● **EXERCISE**:
Please report every line in the material below where the word "Biol" is found.

● **AVAILABLE DATA**:
──────────────────────────────

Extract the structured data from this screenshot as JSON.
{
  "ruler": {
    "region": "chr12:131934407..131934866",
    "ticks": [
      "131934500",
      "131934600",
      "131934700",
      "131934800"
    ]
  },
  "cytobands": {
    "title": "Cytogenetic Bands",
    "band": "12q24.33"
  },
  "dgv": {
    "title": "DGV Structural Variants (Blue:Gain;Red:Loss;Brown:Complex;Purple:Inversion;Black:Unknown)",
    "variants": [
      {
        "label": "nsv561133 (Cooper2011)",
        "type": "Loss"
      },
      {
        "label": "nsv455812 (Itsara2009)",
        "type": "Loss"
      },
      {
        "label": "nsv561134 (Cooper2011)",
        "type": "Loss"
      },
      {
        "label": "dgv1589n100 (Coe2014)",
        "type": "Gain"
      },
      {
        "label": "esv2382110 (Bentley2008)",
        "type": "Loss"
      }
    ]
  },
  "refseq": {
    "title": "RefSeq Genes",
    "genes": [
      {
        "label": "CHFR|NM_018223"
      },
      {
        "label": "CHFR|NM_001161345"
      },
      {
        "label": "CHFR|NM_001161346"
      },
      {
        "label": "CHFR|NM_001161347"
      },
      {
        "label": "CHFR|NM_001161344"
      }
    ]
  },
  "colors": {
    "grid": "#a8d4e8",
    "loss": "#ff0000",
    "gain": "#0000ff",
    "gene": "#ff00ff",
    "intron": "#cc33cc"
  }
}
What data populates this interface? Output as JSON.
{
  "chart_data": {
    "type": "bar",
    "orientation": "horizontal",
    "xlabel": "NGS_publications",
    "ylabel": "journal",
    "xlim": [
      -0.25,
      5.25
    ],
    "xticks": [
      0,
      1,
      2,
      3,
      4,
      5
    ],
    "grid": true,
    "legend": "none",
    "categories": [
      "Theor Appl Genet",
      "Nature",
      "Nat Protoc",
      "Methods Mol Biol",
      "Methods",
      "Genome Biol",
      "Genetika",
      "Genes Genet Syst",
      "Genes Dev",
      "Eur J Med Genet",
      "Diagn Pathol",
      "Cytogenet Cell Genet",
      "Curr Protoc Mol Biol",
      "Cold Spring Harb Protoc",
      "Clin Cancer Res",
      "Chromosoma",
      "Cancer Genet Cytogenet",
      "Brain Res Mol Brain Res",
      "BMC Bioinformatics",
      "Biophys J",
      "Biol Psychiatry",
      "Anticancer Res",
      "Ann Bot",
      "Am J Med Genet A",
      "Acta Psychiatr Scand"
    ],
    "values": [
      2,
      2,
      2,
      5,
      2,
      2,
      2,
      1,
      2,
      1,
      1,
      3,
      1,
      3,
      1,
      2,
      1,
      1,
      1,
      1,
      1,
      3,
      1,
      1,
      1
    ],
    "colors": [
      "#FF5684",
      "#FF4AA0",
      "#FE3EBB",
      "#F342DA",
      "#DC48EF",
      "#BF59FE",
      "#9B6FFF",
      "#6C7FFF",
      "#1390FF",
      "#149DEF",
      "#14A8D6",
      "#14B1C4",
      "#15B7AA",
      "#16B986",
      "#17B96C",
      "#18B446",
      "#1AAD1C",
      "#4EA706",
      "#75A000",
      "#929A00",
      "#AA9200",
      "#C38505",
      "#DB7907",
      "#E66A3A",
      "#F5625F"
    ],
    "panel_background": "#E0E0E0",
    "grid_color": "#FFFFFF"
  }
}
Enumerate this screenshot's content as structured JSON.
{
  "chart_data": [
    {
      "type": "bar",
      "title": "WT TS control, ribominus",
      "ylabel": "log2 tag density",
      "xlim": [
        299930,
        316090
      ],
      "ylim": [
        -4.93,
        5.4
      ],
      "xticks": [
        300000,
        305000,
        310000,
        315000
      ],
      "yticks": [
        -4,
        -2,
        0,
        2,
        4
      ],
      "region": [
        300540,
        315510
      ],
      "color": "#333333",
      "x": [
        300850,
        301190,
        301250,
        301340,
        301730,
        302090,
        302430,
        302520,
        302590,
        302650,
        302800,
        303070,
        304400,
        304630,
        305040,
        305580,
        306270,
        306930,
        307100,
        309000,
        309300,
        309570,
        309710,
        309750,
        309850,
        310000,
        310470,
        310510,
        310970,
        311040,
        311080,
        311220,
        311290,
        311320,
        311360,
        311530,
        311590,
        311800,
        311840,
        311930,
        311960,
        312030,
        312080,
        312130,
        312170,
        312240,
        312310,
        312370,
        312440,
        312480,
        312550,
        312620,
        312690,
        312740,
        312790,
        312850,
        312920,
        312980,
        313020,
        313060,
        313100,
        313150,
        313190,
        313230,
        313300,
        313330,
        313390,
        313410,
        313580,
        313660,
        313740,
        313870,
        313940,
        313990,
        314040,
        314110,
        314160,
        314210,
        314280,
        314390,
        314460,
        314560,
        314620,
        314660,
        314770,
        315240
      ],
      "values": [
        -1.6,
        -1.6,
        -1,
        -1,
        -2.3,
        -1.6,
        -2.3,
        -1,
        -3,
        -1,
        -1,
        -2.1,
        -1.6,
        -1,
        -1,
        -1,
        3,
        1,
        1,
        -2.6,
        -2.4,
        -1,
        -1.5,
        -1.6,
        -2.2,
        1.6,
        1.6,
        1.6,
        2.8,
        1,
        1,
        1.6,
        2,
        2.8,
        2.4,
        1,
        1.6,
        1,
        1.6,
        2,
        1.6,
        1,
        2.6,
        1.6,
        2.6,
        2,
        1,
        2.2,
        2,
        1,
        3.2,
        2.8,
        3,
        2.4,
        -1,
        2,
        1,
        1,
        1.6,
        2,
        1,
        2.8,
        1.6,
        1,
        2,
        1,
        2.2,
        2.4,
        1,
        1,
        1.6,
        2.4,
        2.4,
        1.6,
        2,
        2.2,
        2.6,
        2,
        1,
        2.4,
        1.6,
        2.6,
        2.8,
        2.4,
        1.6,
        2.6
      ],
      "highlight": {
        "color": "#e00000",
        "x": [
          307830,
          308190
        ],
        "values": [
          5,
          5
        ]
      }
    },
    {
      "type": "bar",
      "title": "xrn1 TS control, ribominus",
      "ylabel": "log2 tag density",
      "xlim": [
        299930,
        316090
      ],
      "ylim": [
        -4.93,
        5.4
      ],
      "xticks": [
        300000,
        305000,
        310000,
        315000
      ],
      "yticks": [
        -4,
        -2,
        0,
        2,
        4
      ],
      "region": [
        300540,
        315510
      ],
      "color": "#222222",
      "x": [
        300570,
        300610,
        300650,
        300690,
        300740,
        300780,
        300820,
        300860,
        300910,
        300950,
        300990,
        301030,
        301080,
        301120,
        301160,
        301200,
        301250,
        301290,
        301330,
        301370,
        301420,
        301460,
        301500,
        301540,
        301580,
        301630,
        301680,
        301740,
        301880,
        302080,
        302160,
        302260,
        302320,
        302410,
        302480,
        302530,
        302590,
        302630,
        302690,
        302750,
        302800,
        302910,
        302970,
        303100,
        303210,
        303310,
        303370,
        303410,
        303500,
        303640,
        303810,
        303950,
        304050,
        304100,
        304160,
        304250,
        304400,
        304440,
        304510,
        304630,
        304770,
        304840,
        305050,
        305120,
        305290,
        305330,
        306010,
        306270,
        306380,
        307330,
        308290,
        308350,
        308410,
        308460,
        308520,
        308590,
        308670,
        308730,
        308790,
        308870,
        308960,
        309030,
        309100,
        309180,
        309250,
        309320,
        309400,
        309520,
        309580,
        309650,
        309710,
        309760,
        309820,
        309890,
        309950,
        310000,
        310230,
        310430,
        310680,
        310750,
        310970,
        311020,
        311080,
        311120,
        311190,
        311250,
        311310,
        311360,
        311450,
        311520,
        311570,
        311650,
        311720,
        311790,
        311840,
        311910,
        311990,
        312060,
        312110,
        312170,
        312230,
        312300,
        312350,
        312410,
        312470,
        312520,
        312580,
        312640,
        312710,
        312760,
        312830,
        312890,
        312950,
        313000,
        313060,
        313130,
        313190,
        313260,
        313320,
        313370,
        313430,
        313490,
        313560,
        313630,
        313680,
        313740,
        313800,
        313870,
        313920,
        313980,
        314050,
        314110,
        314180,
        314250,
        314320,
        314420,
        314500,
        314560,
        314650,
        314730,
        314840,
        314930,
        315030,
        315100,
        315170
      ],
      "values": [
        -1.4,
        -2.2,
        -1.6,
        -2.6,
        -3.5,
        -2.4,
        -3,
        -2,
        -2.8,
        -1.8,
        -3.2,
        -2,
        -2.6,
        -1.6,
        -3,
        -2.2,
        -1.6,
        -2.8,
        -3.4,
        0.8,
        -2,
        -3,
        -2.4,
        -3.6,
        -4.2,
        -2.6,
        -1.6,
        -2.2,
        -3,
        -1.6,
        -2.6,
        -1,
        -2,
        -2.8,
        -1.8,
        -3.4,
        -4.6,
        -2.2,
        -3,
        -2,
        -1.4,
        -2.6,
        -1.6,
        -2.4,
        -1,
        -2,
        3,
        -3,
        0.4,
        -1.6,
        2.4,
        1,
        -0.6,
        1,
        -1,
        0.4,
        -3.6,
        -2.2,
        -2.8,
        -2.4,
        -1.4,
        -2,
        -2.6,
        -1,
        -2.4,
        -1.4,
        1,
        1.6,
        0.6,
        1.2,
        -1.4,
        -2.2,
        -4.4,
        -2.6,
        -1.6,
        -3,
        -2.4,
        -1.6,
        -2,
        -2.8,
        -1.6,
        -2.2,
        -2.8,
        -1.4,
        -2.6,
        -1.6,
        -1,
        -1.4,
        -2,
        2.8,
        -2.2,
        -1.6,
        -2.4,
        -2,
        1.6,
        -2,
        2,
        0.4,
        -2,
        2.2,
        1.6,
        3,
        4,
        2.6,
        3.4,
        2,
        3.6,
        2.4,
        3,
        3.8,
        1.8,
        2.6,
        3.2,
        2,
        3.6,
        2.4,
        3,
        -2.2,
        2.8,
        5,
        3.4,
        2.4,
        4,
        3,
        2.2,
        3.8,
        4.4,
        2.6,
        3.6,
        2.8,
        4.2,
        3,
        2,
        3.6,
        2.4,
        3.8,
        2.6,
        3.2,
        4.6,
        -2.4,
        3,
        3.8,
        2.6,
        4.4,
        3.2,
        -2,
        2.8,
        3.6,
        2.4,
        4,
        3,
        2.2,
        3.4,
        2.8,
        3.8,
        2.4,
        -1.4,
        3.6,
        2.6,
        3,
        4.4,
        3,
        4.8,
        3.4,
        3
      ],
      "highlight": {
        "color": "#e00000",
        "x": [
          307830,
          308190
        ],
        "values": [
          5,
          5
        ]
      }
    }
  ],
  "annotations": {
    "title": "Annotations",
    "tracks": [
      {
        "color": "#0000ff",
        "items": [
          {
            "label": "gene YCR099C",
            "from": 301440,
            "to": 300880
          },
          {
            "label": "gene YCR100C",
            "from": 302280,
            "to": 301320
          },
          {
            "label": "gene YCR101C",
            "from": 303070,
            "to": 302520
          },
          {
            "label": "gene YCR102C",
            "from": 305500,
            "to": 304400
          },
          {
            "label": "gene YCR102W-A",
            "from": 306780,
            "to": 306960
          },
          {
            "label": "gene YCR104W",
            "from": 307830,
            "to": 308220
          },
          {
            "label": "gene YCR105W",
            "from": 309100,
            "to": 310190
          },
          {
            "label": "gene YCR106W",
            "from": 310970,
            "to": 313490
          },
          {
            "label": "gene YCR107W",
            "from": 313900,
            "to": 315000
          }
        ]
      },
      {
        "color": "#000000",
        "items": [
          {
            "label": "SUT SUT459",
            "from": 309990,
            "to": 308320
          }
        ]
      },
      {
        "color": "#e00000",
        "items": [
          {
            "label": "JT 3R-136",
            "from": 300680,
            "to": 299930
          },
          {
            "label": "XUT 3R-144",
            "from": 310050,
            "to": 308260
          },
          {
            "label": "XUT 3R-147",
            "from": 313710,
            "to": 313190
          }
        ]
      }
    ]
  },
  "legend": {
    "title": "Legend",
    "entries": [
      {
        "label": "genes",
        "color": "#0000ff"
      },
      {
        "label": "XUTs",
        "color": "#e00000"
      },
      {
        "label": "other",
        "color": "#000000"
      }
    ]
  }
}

──────────────────────────────

● **YOUR SOLUTION**:
      "Methods Mol Biol",
      "Genome Biol",
      "Curr Protoc Mol Biol",
      "Biol Psychiatry",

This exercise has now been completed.